• [Written request] Return a copy of every line in the records that includes the word "Cooking".

[Stored data]
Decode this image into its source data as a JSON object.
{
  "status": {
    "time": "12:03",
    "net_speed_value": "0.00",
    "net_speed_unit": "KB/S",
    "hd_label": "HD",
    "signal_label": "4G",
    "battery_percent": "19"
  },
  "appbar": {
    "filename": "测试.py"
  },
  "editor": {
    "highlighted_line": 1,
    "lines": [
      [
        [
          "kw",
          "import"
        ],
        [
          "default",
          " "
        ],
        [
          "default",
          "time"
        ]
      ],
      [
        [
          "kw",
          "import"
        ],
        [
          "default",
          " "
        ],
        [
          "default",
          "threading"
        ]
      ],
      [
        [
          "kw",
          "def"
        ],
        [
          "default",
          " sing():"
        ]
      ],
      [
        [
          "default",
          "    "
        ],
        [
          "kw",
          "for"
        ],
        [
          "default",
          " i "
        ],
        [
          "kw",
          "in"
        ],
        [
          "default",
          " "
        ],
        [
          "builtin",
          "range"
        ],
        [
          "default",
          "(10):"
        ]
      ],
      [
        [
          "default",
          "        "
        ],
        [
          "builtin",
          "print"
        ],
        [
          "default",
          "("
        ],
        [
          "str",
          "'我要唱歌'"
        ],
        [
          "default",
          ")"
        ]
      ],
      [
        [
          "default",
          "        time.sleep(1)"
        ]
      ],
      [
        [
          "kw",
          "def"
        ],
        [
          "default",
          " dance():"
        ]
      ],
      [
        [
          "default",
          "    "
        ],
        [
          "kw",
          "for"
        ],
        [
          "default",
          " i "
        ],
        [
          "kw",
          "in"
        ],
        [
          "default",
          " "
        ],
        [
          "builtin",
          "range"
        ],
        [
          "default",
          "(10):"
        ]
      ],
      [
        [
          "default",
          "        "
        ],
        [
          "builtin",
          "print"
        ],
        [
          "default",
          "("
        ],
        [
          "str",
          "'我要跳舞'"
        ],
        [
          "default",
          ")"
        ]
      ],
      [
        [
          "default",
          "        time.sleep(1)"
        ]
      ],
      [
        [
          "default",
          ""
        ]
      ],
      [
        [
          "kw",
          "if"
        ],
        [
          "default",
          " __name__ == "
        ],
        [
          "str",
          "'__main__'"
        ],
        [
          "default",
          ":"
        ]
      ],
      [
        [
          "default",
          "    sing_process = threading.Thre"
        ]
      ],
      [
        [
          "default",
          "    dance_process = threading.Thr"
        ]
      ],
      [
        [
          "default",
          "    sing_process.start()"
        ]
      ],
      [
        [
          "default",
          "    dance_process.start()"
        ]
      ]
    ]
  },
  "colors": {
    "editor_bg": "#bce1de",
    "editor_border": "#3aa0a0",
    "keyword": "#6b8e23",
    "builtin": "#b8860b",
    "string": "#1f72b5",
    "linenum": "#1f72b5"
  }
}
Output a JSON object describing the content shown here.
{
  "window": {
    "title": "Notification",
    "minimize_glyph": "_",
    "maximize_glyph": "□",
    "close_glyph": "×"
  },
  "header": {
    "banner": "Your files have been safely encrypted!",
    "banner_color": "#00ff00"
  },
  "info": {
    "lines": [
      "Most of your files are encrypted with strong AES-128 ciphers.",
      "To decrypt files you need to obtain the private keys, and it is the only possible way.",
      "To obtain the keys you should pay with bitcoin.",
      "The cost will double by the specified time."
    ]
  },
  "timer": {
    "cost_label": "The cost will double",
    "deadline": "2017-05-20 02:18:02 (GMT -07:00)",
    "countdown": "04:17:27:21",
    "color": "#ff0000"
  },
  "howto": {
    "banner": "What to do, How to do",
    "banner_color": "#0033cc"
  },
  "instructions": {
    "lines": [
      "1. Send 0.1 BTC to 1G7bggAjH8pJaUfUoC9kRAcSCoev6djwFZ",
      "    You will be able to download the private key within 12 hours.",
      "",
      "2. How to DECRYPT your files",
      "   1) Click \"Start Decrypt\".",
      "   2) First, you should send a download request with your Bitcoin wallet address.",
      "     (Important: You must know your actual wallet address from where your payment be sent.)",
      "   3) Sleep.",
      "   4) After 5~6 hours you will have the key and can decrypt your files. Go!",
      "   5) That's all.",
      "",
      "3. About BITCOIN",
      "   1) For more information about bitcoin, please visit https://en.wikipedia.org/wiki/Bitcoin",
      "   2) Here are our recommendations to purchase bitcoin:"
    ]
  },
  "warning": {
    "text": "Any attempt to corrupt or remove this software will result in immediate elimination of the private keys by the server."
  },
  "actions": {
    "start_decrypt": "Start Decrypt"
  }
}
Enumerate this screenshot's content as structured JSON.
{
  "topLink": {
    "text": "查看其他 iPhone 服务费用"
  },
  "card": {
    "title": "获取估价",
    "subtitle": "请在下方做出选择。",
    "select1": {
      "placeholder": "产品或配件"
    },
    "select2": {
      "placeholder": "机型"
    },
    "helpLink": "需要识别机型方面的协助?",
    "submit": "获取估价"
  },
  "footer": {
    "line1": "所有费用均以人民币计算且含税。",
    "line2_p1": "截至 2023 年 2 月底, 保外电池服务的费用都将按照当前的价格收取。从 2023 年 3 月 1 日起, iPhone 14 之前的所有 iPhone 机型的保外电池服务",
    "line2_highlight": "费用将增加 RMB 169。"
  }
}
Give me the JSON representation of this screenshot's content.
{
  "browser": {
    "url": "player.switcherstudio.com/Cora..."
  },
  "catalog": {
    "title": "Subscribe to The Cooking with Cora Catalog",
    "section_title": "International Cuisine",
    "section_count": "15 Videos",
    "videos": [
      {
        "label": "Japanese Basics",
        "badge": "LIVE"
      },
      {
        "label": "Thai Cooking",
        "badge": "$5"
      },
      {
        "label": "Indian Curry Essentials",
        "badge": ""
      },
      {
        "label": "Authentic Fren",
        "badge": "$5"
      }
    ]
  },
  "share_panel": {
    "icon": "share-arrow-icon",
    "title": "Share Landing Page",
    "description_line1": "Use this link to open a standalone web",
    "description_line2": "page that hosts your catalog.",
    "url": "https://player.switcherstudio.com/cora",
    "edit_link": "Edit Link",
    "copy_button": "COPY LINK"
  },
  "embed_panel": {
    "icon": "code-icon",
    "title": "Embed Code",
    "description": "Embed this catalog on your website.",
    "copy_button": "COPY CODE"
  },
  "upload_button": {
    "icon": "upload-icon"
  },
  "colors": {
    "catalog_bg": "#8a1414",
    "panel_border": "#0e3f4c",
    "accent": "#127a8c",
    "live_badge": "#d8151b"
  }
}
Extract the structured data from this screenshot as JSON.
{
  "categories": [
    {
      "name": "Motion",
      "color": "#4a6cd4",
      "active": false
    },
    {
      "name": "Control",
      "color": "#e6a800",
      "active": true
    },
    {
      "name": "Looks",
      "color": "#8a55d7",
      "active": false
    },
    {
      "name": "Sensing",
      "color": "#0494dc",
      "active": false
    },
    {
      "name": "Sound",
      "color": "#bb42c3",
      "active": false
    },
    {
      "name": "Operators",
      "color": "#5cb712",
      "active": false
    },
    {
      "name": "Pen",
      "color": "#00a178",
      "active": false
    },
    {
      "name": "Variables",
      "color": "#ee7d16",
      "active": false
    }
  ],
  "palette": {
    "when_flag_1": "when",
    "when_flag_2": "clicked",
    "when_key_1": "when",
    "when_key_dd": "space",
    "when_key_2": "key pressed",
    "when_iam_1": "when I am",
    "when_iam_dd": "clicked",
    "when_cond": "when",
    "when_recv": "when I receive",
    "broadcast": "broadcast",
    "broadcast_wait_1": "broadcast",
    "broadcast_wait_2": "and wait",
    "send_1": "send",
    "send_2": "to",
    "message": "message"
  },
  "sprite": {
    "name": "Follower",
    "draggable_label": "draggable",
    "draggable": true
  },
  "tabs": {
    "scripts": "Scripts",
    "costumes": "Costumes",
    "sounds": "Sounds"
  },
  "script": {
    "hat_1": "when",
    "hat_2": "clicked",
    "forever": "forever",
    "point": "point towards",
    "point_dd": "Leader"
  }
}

• [Result for this exercise]
    "title": "Subscribe to The Cooking with Cora Catalog",
        "label": "Thai Cooking",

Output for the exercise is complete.